▸ CHALLENGES
[a] In the Naxos interview, why did being shelved apart from the major labels turn out to help Naxos?
[b] According to the Naxos interview, how many CDs did Naxos sell last year?
[c] How would the article on Naxos at fifteen go on? Pick it up after its final sentence.

▸ TEXT TO READ

┌──

Naxos at 15: An Interview with Klaus Heymann by Philip Anson
/ September 2, 2002
This year marks the fifteenth anniversary of Naxos,
the once dowdy little budget record company that is now the biggest independent
classical label in the world.
Back in 1987, Naxos's founder and CEO Klaus
Heymann decided to record 100 popular classical music titles as a sideline to
his main business of distributing sound systems in Asia. From that humble
beginning Naxos grew into an international conglomerate with 250 employees and a
catalogue of over 2,400 CDs. Last year Naxos sold over 10 million CDs,
representing business worth over $70 million CDN.
Today Heymann has every reason
to be happy, as he explained in a recent phone interview. "Looking back, we have
achieved what we set out to do. Our catalogue can compete with any in existence.
We have a huge number of fans and loyal customers. Most importantly, we have
been faithful to our original business model and ideology, to provide excellent
classical music recordings or interesting repertoire at the lowest reasonable
Naxos's early years were not always easy. "Some stores wouldn't even shelve
us with the major labels. We had separate racks," Heymann recalls. "That turned
out to our advantage. Today people head straight for our display and skip the
full price inventory." Some critics refused to review Naxos CDs. "A few
anti-Naxos critics were in thrall to the major labels, but that's a thing of the
past. These days Naxos gets dozens of nominations and awards," says Heymann.
Indeed, Naxos recordings have over 350 top 3-star recommendations in the
Penguin Guide and
have been awarded more than 35 Gramophone Editor's Choices. In 1999, Naxos won
its first Gramophone Award.

└──

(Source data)
┌──

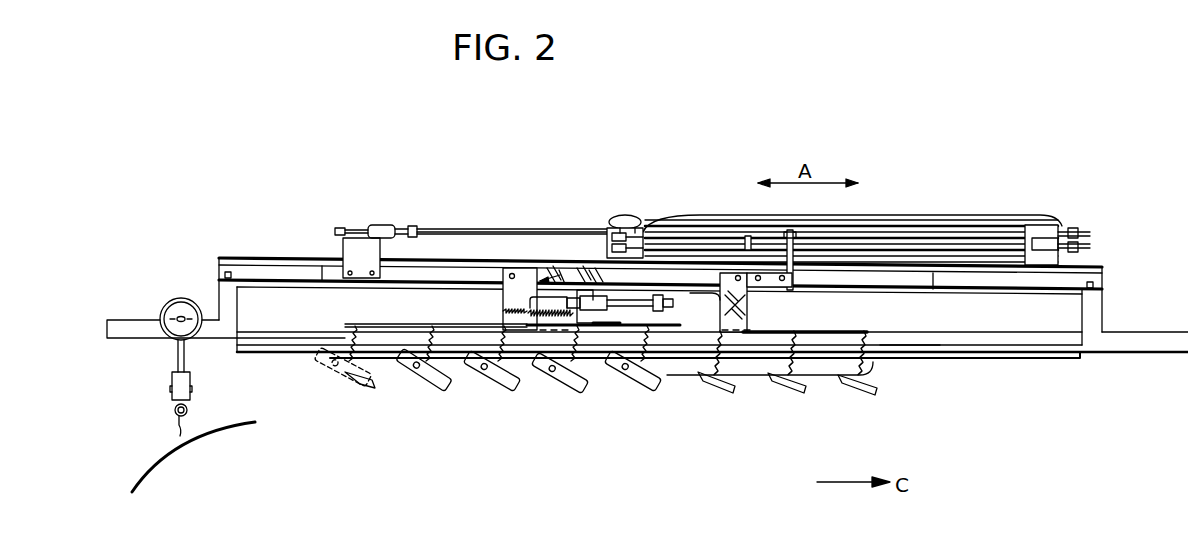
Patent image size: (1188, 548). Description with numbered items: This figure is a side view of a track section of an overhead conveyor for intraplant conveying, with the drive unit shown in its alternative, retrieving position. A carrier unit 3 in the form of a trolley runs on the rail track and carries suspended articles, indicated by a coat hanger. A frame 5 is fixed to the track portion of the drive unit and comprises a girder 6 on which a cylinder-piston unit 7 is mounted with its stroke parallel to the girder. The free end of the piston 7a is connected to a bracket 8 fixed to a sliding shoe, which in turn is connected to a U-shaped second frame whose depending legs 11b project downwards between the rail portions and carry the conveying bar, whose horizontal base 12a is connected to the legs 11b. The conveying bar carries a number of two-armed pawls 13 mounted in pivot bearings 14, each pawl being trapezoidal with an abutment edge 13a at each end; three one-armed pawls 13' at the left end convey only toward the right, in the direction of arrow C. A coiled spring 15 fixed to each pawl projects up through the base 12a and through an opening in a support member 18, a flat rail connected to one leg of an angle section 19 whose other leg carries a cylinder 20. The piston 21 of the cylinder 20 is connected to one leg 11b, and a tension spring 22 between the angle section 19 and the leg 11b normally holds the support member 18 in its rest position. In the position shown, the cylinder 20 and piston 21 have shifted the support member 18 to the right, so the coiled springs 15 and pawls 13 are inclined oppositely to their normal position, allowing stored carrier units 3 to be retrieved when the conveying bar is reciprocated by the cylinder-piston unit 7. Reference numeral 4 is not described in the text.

The carrier unit 3 is at (172, 384).
The arc guide 4 is at (192, 440).
The frame 5 is at (216, 286).
The girder 6 is at (297, 277).
The cylinder-piston unit 7 is at (648, 221).
The piston 7a is at (454, 232).
The bracket 8 is at (362, 255).
The depending legs 11b is at (737, 302).
The horizontal base 12a is at (927, 360).
The two-armed pawl 13 is at (857, 414).
The one-armed pawl 13' is at (417, 400).
The abutment edge 13a is at (802, 382).
The pivot bearing 14 is at (637, 372).
The coiled spring 15 is at (865, 347).
The support member 18 is at (828, 330).
The angle section 19 is at (583, 312).
The cylinder 20 is at (648, 306).
The piston 21 is at (569, 313).
The tension spring 22 is at (548, 314).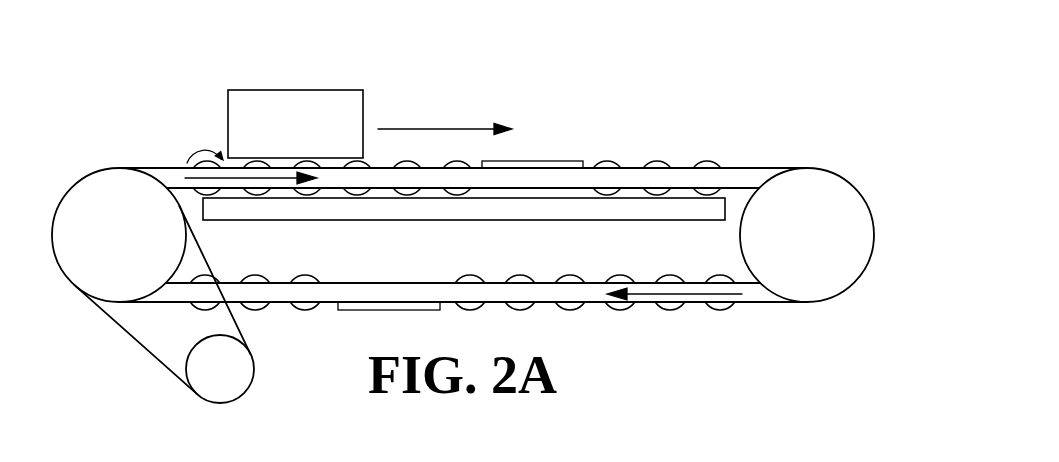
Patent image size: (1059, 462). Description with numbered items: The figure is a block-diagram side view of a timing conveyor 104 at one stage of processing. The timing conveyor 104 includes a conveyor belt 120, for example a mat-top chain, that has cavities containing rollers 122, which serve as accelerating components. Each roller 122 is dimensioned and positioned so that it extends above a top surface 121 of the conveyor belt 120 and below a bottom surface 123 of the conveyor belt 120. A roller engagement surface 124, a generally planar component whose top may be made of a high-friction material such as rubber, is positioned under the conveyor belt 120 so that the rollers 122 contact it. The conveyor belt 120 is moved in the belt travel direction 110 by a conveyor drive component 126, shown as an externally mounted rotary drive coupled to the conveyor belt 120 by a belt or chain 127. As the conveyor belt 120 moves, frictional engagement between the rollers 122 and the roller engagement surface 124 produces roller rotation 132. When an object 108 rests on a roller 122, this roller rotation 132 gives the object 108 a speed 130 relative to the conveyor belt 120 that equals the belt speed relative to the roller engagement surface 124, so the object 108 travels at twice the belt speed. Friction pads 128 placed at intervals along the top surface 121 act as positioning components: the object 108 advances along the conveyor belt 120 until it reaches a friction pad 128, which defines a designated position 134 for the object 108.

The timing conveyor 104 is at (690, 47).
The object 108 is at (277, 90).
The belt travel direction 110 is at (238, 182).
The conveyor belt 120 is at (758, 171).
The top surface 121 is at (737, 165).
The rollers 122 is at (602, 155).
The bottom surface 123 is at (740, 190).
The roller engagement surface 124 is at (394, 211).
The conveyor drive component 126 is at (227, 380).
The belt or chain 127 is at (142, 350).
The friction pad 128 is at (567, 157).
The speed 130 is at (447, 123).
The roller rotation 132 is at (197, 148).
The designated position 134 is at (755, 461).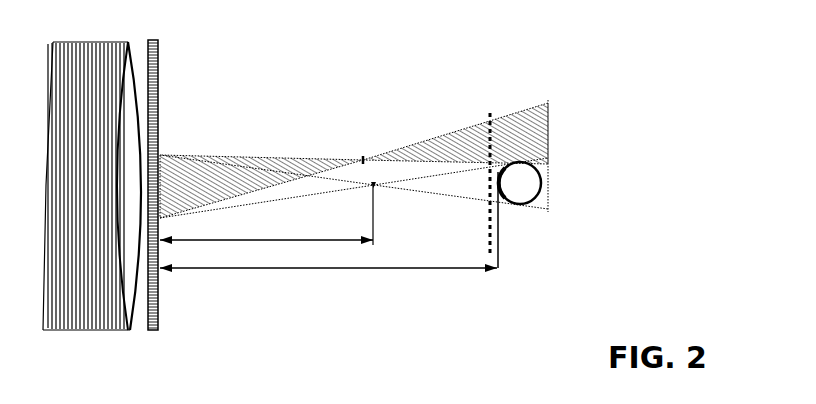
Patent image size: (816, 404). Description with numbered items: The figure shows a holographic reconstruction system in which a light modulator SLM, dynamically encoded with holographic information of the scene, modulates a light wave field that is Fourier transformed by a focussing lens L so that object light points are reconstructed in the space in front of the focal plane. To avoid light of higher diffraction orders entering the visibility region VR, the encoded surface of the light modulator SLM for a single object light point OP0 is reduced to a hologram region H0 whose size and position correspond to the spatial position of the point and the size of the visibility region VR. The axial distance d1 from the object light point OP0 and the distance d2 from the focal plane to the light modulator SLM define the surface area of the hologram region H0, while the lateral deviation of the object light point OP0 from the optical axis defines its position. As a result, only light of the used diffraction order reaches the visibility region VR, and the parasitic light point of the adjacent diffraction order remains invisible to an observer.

The focussing lens L is at (92, 170).
The light modulator SLM is at (180, 190).
The hologram region H0 is at (160, 163).
The object light point OP0 is at (354, 172).
The visibility region VR is at (496, 190).
The axial distance d1 is at (266, 225).
The distance from the focal plane to the light modulator d2 is at (328, 257).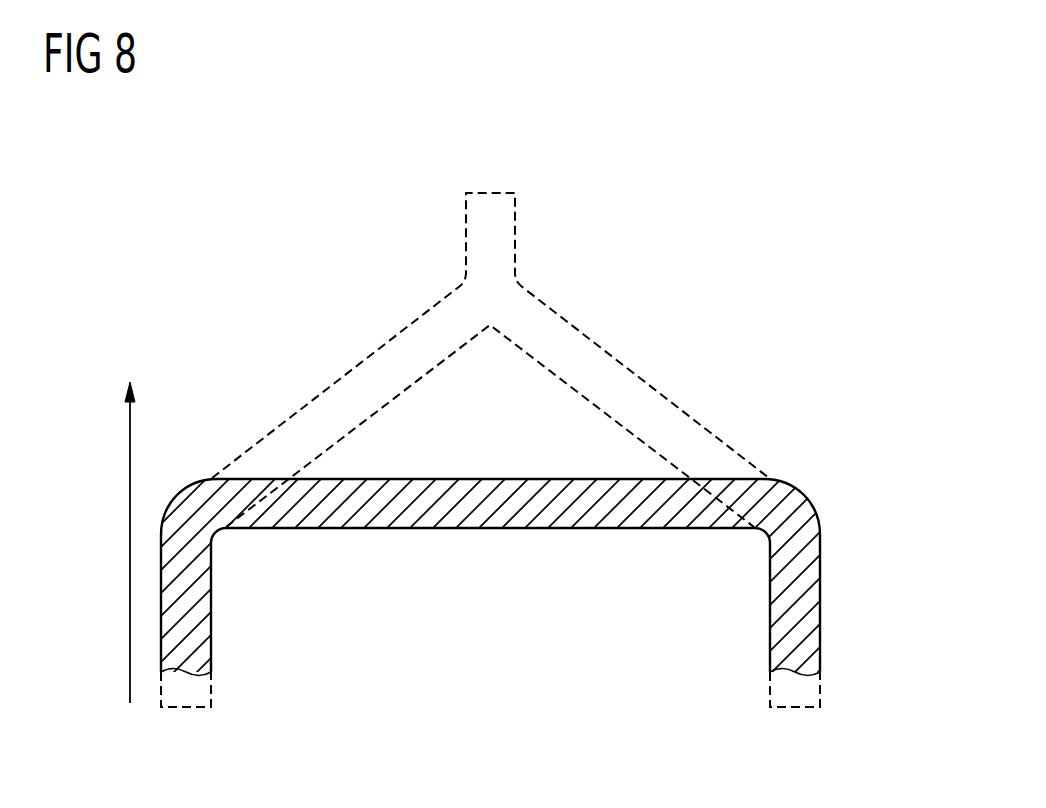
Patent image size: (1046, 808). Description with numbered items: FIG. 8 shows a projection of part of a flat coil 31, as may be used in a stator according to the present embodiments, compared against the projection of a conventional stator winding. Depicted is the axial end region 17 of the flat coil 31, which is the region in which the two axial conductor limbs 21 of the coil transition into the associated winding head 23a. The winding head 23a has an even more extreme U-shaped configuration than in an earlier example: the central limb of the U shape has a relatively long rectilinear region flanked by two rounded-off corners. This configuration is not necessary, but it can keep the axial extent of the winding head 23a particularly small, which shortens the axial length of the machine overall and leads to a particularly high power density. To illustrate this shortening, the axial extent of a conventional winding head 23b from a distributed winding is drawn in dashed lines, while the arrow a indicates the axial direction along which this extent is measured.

The axial end region 17 is at (910, 182).
The axial conductor limbs 21 is at (818, 608).
The winding head 23a is at (798, 483).
The conventional winding head 23b is at (650, 352).
The flat coil 31 is at (243, 264).
The direction arrow a is at (128, 528).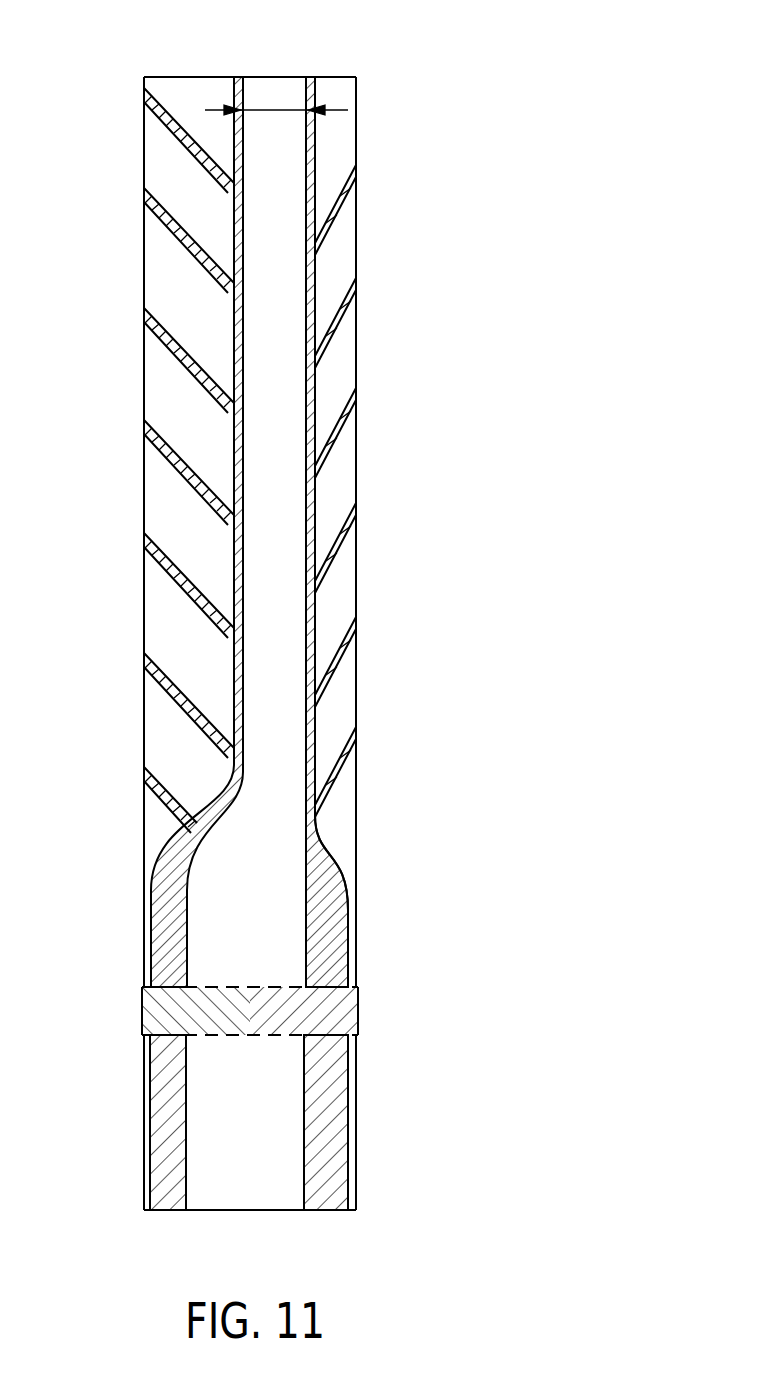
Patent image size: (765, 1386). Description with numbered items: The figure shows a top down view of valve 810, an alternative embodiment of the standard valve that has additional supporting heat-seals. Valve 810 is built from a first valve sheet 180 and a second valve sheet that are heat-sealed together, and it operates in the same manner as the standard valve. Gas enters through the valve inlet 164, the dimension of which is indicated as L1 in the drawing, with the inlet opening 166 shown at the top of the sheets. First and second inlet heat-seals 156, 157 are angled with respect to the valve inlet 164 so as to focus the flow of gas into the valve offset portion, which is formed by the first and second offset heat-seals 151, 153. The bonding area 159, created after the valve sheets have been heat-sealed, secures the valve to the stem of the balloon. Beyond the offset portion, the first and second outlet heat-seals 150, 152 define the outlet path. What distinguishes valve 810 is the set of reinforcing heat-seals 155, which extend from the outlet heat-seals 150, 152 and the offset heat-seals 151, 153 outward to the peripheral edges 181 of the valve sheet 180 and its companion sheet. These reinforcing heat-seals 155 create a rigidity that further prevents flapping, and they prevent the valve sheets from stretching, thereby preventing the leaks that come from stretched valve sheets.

The valve 810 is at (455, 360).
The first valve sheet 180 is at (350, 135).
The peripheral edges 181 is at (144, 262).
The inlet opening 166 is at (276, 77).
The inner tube diameter L1 is at (277, 115).
The second offset heat-seal 153 is at (173, 847).
The first outlet heat-seal 150 is at (315, 445).
The first offset heat-seal 151 is at (330, 888).
The second outlet heat-seal 152 is at (234, 443).
The reinforcing heat-seals 155 is at (175, 583).
The bonding area 159 is at (356, 1012).
The second inlet heat-seal 157 is at (155, 1113).
The first inlet heat-seal 156 is at (343, 1113).
The valve inlet 164 is at (247, 1210).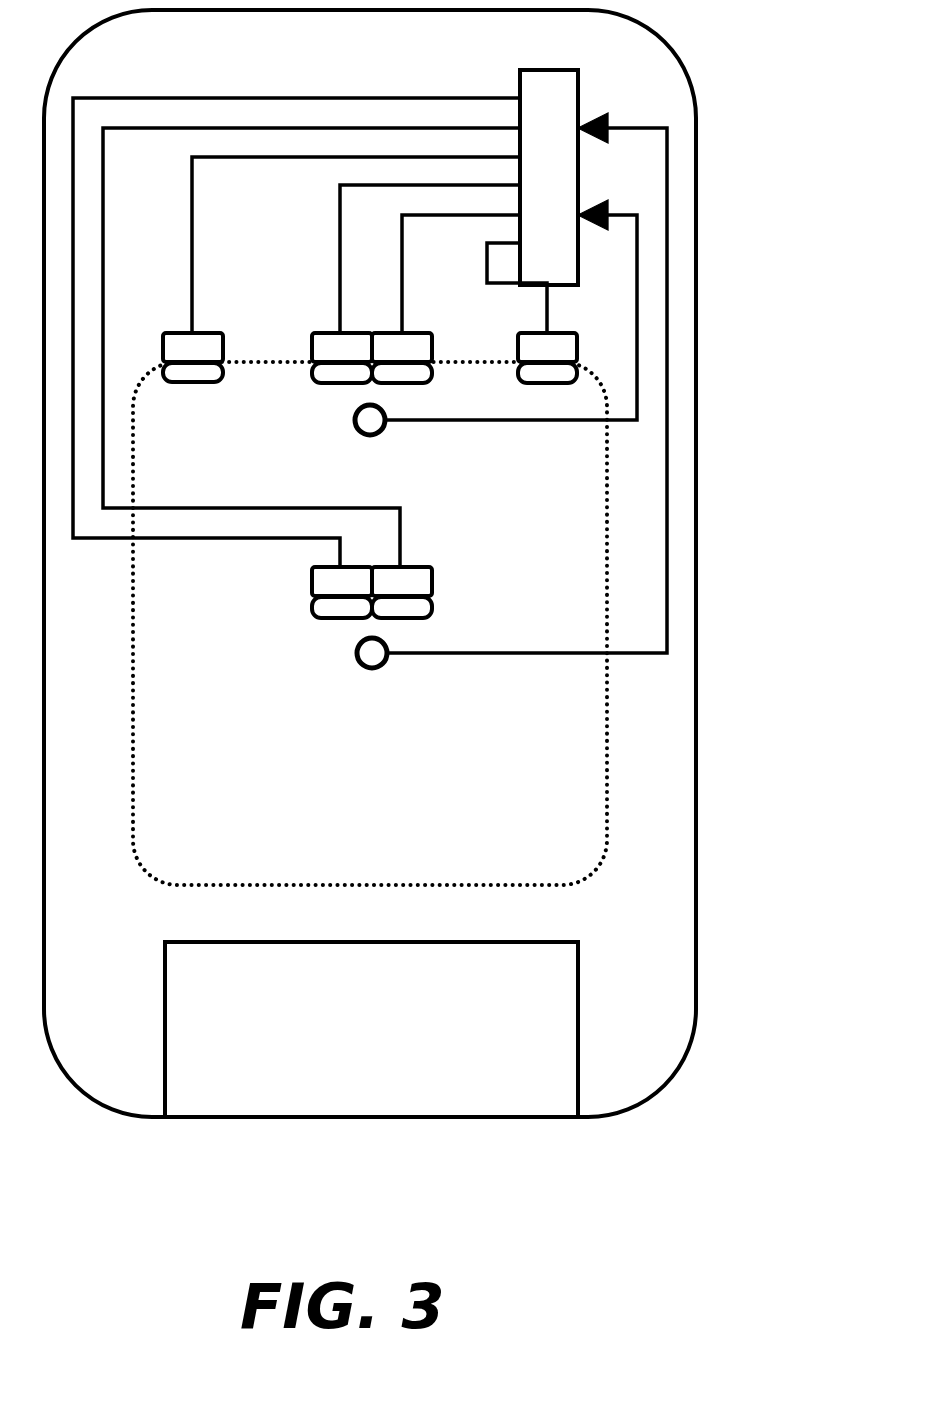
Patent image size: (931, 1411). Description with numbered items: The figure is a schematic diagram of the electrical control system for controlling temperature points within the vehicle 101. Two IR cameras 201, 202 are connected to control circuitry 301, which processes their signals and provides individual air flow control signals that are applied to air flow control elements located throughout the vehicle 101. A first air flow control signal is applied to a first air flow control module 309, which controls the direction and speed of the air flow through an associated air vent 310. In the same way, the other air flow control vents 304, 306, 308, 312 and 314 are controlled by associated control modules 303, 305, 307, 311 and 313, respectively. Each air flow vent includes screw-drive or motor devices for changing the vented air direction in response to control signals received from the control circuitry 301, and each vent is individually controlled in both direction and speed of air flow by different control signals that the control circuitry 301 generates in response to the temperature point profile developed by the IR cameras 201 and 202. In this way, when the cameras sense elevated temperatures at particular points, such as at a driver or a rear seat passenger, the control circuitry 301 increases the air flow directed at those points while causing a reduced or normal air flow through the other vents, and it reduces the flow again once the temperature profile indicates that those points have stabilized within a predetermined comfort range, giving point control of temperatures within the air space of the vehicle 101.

The vehicle 101 is at (696, 283).
The IR camera 201 is at (352, 420).
The IR camera 202 is at (360, 668).
The control circuitry 301 is at (520, 70).
The air flow control module 303 is at (577, 340).
The air flow control vent 304 is at (548, 385).
The air flow control module 305 is at (403, 333).
The air flow control vent 306 is at (428, 383).
The air flow control module 307 is at (338, 331).
The air flow control vent 308 is at (322, 383).
The first air flow control module 309 is at (168, 335).
The air vent 310 is at (185, 383).
The air flow control module 311 is at (312, 575).
The air flow control vent 312 is at (345, 622).
The air flow control module 313 is at (432, 580).
The air flow control vent 314 is at (428, 615).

└──

▸ ANSWERS TO THE PROBLEMS
[a] Heymann says the separate racks worked in Naxos's favor because people now go straight to the Naxos display and skip the full-price inventory.

[b] Over 10 million CDs.

[c]
In its first decade, Naxos
steadily improved recording quality, built up an intriguing catalogue of unusual
repertoire and standards, and recorded cheap, zesty eastern European talent.
Sales skyrocketed and critics gushed. Heymann had the last laugh when the
formerly haughty major labels came a-courting. "I was offered $100 million US
many years ago by one of the majors and I had approaches from all of them except
Warners," he recalls.
Today Naxos dominates classical
music sales in the UK, Germany, and Scandinavia with 30%-80% of the per unit
classical market. To improve on Naxos's 6% of the US market, the company
launched the American Classics series, featuring music by Copland, Ives, Grofe,
Barber and Sousa. Only the Asian market remains a disappointment, due to piracy.
"China has great potential but 95% of CDs sold are pirates, which cost around
one-sixth of retail discs," Heymann explains. Canadian customers may have
noticed that Naxos's unit price has recently gone up a dollar or so. Heymann
attributes the increase to the cost of mechanical copyright fees. "Our original
low Canadian price didn't cover costs. But the current Canadian price of $8 CDN
is still low compared to our British and US prices, which are the equivalent of
Naxos's numerous catalogue lines now include American Classics, British Light
Music, Chinese Music and Artists, Early Music Collection, Film Music Classics,
Guitar Collection, Opera Classics, Organ Collection, Naxos 21st Century
Classics, Naxos Historical, Jazz Legends, Nostalgia, Naxos World, and Naxos
Crossover. In terms of sales, the opera, 20th-century repertoire, chamber music,
and Guitar Collection are top performers. "Our Don Giovanni and
Wozzeck were hits. Newer music, such as Rautavaara and
Lutoslawski, has been a surprise success. We sold over 20,000 copies of Boulez's
Piano Sonatas," Heymann notes, concluding that Naxos's budget price induces
listeners to take a chance on unusual repertoire.
The Naxos Historical series
resurrects treasures from the acoustical, electrical and 78-rpm eras by artists
such as Menuhin, Heifetz, Casals, Arrau, Cortot, Caruso, Tauber, Björling, and
Toscanini. Naxos employs the industry's top remastering engineers Mark
Obert-Thorn and Ward Marston. Thanks to recent improvements in sound restoration
technology, Naxos's Historical releases often sound better than remasterings of
the same recordings done just a few years ago by the same men for full-price
labels like Biddulph, Romophone, and Pearl.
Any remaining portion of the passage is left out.